> _Directions_:
Count every line in the entries that follow where the word "main" appears, then state only the total.

> _Dataset excerpts_:
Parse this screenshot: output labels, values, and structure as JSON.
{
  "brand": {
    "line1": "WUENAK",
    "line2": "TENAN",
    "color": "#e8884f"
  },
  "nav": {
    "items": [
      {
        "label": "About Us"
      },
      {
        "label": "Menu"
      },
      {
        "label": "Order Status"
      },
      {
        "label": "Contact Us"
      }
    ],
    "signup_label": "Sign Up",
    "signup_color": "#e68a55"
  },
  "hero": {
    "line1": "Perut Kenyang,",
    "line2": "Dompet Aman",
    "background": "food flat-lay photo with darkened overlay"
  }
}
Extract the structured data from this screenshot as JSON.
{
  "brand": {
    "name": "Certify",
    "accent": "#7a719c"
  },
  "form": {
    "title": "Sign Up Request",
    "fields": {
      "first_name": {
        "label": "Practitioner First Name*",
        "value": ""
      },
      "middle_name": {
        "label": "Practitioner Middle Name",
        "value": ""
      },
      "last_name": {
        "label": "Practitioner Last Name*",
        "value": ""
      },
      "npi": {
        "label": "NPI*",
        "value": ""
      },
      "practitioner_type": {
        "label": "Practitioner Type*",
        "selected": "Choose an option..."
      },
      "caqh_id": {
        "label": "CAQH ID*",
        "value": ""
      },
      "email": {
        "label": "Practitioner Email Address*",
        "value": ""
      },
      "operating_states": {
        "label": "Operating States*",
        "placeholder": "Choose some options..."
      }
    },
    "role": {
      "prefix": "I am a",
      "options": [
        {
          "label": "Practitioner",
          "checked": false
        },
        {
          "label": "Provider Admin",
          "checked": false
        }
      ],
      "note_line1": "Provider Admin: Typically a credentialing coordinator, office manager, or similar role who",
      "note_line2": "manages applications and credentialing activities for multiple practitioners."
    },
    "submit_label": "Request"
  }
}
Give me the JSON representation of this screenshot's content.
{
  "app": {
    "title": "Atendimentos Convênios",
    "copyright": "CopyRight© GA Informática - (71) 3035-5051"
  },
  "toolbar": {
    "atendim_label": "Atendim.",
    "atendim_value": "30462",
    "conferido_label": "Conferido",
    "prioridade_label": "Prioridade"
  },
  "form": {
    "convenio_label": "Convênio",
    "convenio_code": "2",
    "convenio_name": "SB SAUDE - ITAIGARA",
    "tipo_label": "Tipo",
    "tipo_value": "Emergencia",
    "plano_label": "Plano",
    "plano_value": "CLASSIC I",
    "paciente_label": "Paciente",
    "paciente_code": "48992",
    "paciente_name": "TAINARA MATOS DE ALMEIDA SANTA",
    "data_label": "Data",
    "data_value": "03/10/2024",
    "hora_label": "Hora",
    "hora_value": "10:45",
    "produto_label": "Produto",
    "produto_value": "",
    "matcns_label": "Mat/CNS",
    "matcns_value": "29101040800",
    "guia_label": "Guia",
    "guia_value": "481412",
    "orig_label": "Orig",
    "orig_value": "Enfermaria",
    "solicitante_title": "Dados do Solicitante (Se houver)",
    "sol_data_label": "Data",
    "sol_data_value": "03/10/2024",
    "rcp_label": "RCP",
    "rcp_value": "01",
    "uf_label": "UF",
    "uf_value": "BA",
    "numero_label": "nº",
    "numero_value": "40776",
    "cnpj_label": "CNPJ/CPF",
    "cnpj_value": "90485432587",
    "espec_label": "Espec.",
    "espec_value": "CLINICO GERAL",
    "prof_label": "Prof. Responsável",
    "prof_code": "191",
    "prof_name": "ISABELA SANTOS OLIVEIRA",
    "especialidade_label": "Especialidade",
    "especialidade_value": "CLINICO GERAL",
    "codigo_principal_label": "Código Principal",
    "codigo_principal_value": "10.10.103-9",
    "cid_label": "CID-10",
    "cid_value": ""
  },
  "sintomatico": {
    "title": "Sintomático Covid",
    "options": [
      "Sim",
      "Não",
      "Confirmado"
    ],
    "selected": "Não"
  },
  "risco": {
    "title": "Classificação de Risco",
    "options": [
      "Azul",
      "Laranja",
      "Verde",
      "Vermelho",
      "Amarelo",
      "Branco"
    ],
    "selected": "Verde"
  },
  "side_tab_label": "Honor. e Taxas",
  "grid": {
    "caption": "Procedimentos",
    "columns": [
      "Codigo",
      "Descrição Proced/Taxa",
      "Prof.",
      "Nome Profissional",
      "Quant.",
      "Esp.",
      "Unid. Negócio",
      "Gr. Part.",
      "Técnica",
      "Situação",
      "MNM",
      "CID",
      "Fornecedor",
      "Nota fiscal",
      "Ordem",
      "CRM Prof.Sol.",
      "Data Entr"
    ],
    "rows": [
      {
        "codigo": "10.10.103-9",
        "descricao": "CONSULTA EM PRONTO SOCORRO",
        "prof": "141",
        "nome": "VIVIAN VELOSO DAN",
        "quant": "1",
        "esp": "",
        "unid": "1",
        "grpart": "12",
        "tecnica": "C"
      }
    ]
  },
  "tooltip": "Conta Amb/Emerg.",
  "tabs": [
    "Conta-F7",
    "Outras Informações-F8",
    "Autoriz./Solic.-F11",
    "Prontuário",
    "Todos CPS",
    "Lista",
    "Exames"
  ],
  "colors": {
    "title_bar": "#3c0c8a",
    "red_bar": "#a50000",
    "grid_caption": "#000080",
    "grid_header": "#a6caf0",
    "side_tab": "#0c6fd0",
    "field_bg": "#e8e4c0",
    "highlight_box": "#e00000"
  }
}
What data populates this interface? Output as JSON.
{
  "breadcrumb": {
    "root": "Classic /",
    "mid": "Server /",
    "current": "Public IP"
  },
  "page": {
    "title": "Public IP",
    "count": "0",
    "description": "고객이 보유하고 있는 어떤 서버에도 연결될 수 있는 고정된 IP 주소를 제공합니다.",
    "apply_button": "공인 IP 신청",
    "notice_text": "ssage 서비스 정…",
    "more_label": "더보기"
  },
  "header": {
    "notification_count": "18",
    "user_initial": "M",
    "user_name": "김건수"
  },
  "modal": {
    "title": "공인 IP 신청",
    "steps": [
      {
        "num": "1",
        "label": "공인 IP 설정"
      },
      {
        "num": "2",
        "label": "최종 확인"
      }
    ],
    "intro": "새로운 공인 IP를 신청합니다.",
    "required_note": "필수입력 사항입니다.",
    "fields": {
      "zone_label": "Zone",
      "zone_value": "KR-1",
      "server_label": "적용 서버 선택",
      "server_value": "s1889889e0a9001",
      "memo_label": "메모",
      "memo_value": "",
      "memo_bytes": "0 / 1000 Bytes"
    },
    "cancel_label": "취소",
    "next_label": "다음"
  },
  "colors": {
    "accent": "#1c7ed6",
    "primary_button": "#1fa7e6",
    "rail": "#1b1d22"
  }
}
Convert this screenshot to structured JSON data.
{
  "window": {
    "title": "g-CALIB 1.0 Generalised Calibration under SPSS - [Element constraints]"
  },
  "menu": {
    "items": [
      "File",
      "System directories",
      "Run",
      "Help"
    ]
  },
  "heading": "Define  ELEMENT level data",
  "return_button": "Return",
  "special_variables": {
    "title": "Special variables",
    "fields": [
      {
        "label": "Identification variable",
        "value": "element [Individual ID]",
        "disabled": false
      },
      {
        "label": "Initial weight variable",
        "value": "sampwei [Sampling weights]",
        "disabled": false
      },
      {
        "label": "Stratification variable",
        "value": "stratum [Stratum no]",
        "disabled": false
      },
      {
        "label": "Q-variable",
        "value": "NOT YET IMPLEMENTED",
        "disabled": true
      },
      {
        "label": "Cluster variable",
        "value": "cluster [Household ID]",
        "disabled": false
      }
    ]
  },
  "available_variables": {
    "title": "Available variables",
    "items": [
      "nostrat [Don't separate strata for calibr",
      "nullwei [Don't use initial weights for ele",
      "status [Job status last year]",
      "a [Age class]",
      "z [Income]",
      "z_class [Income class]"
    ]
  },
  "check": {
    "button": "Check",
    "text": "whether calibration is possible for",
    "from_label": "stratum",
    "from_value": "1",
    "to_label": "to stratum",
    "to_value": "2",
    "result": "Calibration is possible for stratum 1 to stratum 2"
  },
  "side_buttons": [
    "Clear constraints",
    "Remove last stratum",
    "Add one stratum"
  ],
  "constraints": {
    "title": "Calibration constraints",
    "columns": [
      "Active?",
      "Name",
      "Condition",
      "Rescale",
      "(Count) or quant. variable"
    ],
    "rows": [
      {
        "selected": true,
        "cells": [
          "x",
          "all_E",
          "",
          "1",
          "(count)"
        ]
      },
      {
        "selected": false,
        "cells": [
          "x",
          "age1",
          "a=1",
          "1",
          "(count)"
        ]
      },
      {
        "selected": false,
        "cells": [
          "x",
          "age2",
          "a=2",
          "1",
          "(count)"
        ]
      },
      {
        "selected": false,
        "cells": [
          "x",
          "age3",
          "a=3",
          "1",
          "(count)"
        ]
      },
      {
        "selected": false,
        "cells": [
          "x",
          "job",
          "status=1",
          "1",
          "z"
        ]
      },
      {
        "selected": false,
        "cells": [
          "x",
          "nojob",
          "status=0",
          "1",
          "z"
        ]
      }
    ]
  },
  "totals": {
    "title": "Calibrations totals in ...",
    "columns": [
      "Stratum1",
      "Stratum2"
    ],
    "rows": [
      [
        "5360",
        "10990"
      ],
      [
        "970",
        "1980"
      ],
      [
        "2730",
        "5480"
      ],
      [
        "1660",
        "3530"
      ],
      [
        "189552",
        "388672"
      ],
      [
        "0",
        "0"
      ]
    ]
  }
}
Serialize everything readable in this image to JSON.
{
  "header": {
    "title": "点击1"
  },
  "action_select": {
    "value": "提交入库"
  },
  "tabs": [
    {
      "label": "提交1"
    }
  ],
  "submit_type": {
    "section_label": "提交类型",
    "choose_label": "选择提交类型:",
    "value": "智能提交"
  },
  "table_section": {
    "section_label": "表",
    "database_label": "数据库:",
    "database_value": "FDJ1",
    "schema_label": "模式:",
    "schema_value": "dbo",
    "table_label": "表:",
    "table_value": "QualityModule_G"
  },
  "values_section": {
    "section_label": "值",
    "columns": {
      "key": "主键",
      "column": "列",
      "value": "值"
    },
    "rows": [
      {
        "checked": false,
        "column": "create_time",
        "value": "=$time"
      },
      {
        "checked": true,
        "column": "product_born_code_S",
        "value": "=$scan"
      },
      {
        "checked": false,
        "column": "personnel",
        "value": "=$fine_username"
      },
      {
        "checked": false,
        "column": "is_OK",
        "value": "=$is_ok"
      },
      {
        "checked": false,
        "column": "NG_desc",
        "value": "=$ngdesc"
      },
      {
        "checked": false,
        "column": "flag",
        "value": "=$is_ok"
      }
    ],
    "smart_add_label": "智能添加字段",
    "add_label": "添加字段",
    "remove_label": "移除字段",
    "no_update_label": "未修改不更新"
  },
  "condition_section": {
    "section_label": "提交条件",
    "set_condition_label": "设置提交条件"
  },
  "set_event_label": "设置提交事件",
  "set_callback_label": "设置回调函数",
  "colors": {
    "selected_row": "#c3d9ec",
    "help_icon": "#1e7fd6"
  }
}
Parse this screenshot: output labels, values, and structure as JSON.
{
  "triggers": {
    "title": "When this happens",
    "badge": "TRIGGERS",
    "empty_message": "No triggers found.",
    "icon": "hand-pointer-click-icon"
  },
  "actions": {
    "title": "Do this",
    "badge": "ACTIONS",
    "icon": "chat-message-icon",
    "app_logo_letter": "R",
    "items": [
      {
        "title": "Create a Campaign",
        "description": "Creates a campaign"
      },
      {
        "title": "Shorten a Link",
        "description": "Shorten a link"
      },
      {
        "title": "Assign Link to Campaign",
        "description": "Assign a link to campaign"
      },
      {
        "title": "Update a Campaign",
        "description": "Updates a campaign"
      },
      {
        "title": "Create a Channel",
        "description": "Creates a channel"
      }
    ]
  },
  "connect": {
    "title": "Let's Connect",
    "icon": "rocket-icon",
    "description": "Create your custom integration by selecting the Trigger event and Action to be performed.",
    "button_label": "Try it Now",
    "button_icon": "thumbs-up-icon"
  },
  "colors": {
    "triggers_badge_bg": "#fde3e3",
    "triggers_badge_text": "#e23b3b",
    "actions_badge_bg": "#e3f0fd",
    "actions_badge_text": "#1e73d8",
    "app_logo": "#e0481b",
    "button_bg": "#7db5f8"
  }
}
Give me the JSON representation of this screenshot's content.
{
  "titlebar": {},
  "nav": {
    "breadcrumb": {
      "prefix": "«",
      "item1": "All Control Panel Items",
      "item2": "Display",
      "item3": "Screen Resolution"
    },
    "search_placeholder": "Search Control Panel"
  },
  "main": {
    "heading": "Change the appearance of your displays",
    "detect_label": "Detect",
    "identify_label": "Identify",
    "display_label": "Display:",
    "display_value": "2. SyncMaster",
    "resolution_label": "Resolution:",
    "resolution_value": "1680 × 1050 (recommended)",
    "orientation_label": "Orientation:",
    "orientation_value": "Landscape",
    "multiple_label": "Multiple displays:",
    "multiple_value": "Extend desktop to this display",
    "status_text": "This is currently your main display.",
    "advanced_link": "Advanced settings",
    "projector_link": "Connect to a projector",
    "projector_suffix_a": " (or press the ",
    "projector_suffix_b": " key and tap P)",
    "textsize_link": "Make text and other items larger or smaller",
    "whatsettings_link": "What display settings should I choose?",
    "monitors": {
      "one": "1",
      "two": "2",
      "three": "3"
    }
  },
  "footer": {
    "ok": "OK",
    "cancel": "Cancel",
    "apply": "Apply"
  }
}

> _Task solution_:
2